Source document>
::::::
The stakeholders of a project or at an organisation are the people whose opinions determine the outcomes. They’re not always necessarily the same people, as stakeholders can change depending on the situation.

Discover more about the ‘stakeholders’ meaning, the role of stakeholders in a business or in a project, and strategies for managing stakeholder expectations. 

What is a stakeholder?

What is a stakeholder in a business? A stakeholder is any person, group or entity that has an interest in an organisation. Some examples of stakeholders are:

  • Employees 
  • Customers 
  • Suppliers 
  • Creditors
  • Shareholders
  • Governments
  • Communities

Stakeholders can have either a positive or negative influence on a business. Positive stakeholder influence is when their involvement leads to beneficial outcomes for the organisation. These groups might include loyal customers, dedicated employees and investors providing funds for growth. 

On the other hand, negative influence is when stakeholder demands harm the organisation’s performance or reputation. This could be through public opposition from community groups or internal conflicts with employees. 

Shareholder vs. stakeholder

The terms ‘shareholder’ and ‘stakeholder’ seem similar, however there is a clear distinction between the two. 

  • Shareholders are individuals or entities that own shares in a public company. They have a claim to part of the company’s profits and can vote on decisions the company makes. 
  • Business stakeholders are a broader group. They include anyone affected by the company’s operations and decisions. This includes employees, customers, suppliers, community members and shareholders. 

Why are stakeholders important?

Who are the stakeholders in a business context? They’re anyone with a ‘stake’ in the company. Their needs, expectations and feedback influence business decisions, therefore shaping its direction and success (or failure).

Certain stakeholders, such as investors and suppliers, provide resources – financial, material, or human – that are vital for the company’s operations and growth. Here’s how they impact day-to-day operations:

  • Operational efficiency: internal stakeholders like employees and managers directly influence the daily operations of a company through decision-making and performing their duties well.
::::::
What is needed>
Copy out the stakeholders text word for word, from start to finish.
::::::
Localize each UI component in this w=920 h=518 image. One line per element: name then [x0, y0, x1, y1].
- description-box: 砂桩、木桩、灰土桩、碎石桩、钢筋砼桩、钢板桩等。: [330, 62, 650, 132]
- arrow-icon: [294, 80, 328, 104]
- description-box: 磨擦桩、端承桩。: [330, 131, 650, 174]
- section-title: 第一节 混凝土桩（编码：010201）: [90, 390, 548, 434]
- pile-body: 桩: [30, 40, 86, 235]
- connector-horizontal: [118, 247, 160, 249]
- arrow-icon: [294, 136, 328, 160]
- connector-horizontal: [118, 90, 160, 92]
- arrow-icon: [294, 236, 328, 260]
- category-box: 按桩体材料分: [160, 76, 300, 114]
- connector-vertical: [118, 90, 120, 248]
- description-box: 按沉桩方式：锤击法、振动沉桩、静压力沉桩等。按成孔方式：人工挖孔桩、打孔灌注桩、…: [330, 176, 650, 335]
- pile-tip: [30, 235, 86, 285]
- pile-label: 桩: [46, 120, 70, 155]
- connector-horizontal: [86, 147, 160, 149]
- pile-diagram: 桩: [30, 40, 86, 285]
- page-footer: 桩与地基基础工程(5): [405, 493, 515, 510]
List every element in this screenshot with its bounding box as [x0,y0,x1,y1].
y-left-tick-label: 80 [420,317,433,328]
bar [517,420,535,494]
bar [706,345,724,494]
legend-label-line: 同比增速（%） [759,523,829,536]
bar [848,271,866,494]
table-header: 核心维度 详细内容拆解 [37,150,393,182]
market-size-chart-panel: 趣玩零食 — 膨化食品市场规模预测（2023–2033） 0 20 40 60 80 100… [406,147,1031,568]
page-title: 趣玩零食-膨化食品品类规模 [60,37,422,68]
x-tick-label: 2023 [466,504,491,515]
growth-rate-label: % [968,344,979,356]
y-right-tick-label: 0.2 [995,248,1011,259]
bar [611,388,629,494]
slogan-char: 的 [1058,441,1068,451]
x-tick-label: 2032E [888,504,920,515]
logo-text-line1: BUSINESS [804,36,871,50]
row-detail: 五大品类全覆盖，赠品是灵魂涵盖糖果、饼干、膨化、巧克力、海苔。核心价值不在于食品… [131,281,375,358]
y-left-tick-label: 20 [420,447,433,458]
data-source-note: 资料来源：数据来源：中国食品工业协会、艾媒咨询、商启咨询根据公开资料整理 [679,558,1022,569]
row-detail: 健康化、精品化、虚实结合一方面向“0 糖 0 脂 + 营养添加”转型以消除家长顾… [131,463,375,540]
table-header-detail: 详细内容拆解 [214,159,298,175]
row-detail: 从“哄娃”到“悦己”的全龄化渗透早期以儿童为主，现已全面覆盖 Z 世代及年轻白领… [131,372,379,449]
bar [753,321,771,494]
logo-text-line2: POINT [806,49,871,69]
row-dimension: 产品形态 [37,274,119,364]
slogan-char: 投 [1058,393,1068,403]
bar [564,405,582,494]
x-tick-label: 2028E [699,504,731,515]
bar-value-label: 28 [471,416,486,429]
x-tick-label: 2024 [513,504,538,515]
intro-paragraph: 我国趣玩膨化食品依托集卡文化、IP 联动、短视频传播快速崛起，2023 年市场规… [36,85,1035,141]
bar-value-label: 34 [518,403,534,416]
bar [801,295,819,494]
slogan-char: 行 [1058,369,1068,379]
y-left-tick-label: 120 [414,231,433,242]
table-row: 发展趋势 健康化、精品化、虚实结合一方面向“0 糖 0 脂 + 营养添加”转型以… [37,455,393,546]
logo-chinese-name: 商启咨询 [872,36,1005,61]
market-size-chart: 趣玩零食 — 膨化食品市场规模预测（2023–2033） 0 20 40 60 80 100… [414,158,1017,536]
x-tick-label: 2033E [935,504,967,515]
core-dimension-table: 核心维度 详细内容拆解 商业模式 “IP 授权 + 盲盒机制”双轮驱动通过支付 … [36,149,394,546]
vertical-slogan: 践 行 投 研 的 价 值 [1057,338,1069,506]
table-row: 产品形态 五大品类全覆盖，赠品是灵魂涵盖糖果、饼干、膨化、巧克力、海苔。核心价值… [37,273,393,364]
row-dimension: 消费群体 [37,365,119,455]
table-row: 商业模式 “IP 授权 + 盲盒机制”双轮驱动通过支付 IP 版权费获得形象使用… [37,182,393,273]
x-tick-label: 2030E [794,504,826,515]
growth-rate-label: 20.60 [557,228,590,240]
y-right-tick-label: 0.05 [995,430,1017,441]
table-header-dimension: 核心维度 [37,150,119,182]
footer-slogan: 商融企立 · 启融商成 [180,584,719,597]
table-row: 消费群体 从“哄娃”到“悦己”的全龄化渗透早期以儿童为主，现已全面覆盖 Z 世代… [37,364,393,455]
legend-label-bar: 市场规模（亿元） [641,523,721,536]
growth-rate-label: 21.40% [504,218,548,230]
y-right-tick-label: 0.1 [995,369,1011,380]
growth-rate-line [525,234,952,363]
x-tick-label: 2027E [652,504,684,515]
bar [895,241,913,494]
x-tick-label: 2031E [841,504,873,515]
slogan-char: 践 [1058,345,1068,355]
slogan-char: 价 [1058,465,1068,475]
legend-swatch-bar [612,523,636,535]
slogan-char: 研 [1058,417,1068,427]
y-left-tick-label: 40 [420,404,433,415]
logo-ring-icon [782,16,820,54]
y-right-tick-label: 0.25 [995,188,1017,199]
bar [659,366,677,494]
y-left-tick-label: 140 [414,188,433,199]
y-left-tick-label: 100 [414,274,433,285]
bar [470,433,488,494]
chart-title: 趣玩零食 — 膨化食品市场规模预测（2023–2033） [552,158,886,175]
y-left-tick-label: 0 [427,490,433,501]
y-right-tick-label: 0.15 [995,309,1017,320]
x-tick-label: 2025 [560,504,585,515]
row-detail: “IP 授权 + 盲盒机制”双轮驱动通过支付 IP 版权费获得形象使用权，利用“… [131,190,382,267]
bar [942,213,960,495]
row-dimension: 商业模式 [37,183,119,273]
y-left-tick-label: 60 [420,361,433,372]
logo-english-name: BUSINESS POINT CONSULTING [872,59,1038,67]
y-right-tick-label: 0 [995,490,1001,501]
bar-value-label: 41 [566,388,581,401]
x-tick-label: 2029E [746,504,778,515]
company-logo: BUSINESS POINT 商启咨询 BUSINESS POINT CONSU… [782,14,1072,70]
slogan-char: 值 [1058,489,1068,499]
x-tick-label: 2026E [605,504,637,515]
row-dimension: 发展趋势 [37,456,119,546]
::::::
Solution for this problem>
The stakeholders of a project or at an organisation are the people whose opinions determine the outcomes. They’re not always necessarily the same people, as stakeholders can change depending on the situation.

Discover more about the ‘stakeholders’ meaning, the role of stakeholders in a business or in a project, and strategies for managing stakeholder expectations. 

What is a stakeholder?

What is a stakeholder in a business? A stakeholder is any person, group or entity that has an interest in an organisation. Some examples of stakeholders are:

  • Employees 
  • Customers 
  • Suppliers 
  • Creditors
  • Shareholders
  • Governments
  • Communities

Stakeholders can have either a positive or negative influence on a business. Positive stakeholder influence is when their involvement leads to beneficial outcomes for the organisation. These groups might include loyal customers, dedicated employees and investors providing funds for growth. 

On the other hand, negative influence is when stakeholder demands harm the organisation’s performance or reputation. This could be through public opposition from community groups or internal conflicts with employees. 

Shareholder vs. stakeholder

The terms ‘shareholder’ and ‘stakeholder’ seem similar, however there is a clear distinction between the two. 

  • Shareholders are individuals or entities that own shares in a public company. They have a claim to part of the company’s profits and can vote on decisions the company makes. 
  • Business stakeholders are a broader group. They include anyone affected by the company’s operations and decisions. This includes employees, customers, suppliers, community members and shareholders. 

Why are stakeholders important?

Who are the stakeholders in a business context? They’re anyone with a ‘stake’ in the company. Their needs, expectations and feedback influence business decisions, therefore shaping its direction and success (or failure).

Certain stakeholders, such as investors and suppliers, provide resources – financial, material, or human – that are vital for the company’s operations and growth. Here’s how they impact day-to-day operations:

  • Operational efficiency: internal stakeholders like employees and managers directly influence the daily operations of a company through decision-making and performing their duties well.